#### Your instructions:
Repeat all of the material exactly as given.

(Saved data entries)

▬▬▬

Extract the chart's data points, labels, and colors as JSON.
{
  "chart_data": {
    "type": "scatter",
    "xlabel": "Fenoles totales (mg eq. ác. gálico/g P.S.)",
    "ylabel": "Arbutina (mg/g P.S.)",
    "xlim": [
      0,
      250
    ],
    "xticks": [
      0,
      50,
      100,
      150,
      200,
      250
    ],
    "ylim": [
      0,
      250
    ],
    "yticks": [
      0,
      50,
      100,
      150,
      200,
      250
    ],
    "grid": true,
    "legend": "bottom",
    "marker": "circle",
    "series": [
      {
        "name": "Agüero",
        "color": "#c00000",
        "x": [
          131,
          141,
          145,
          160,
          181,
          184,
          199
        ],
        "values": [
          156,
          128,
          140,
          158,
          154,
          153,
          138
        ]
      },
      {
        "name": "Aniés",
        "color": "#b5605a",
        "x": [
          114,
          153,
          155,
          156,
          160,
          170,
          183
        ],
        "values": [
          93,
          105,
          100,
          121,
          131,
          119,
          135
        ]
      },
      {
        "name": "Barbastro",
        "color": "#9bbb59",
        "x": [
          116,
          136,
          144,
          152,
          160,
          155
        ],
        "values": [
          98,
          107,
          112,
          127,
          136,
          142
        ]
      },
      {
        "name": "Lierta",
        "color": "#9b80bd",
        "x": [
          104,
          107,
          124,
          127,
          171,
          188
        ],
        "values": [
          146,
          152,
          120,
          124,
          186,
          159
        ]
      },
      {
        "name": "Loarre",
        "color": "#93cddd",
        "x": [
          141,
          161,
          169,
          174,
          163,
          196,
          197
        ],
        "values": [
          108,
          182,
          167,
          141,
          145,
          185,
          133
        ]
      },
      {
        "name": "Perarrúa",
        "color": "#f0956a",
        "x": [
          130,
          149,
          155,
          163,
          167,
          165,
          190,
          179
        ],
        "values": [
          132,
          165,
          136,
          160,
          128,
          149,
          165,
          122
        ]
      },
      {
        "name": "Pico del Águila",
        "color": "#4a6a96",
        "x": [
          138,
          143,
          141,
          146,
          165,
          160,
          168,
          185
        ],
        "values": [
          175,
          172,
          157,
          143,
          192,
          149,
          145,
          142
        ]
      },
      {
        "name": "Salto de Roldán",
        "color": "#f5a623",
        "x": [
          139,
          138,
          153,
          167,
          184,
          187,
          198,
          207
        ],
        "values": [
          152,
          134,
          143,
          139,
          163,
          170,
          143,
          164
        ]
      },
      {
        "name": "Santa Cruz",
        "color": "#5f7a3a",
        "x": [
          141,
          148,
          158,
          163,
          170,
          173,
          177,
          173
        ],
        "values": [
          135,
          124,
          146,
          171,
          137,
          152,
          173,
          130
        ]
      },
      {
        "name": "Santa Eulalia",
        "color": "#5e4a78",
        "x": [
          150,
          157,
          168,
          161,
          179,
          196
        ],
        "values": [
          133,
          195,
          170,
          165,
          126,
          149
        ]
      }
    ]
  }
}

▬▬▬

#### Completed exercise:
Extract the chart's data points, labels, and colors as JSON.
{
  "chart_data": {
    "type": "scatter",
    "xlabel": "Fenoles totales (mg eq. ác. gálico/g P.S.)",
    "ylabel": "Arbutina (mg/g P.S.)",
    "xlim": [
      0,
      250
    ],
    "xticks": [
      0,
      50,
      100,
      150,
      200,
      250
    ],
    "ylim": [
      0,
      250
    ],
    "yticks": [
      0,
      50,
      100,
      150,
      200,
      250
    ],
    "grid": true,
    "legend": "bottom",
    "marker": "circle",
    "series": [
      {
        "name": "Agüero",
        "color": "#c00000",
        "x": [
          131,
          141,
          145,
          160,
          181,
          184,
          199
        ],
        "values": [
          156,
          128,
          140,
          158,
          154,
          153,
          138
        ]
      },
      {
        "name": "Aniés",
        "color": "#b5605a",
        "x": [
          114,
          153,
          155,
          156,
          160,
          170,
          183
        ],
        "values": [
          93,
          105,
          100,
          121,
          131,
          119,
          135
        ]
      },
      {
        "name": "Barbastro",
        "color": "#9bbb59",
        "x": [
          116,
          136,
          144,
          152,
          160,
          155
        ],
        "values": [
          98,
          107,
          112,
          127,
          136,
          142
        ]
      },
      {
        "name": "Lierta",
        "color": "#9b80bd",
        "x": [
          104,
          107,
          124,
          127,
          171,
          188
        ],
        "values": [
          146,
          152,
          120,
          124,
          186,
          159
        ]
      },
      {
        "name": "Loarre",
        "color": "#93cddd",
        "x": [
          141,
          161,
          169,
          174,
          163,
          196,
          197
        ],
        "values": [
          108,
          182,
          167,
          141,
          145,
          185,
          133
        ]
      },
      {
        "name": "Perarrúa",
        "color": "#f0956a",
        "x": [
          130,
          149,
          155,
          163,
          167,
          165,
          190,
          179
        ],
        "values": [
          132,
          165,
          136,
          160,
          128,
          149,
          165,
          122
        ]
      },
      {
        "name": "Pico del Águila",
        "color": "#4a6a96",
        "x": [
          138,
          143,
          141,
          146,
          165,
          160,
          168,
          185
        ],
        "values": [
          175,
          172,
          157,
          143,
          192,
          149,
          145,
          142
        ]
      },
      {
        "name": "Salto de Roldán",
        "color": "#f5a623",
        "x": [
          139,
          138,
          153,
          167,
          184,
          187,
          198,
          207
        ],
        "values": [
          152,
          134,
          143,
          139,
          163,
          170,
          143,
          164
        ]
      },
      {
        "name": "Santa Cruz",
        "color": "#5f7a3a",
        "x": [
          141,
          148,
          158,
          163,
          170,
          173,
          177,
          173
        ],
        "values": [
          135,
          124,
          146,
          171,
          137,
          152,
          173,
          130
        ]
      },
      {
        "name": "Santa Eulalia",
        "color": "#5e4a78",
        "x": [
          150,
          157,
          168,
          161,
          179,
          196
        ],
        "values": [
          133,
          195,
          170,
          165,
          126,
          149
        ]
      }
    ]
  }
}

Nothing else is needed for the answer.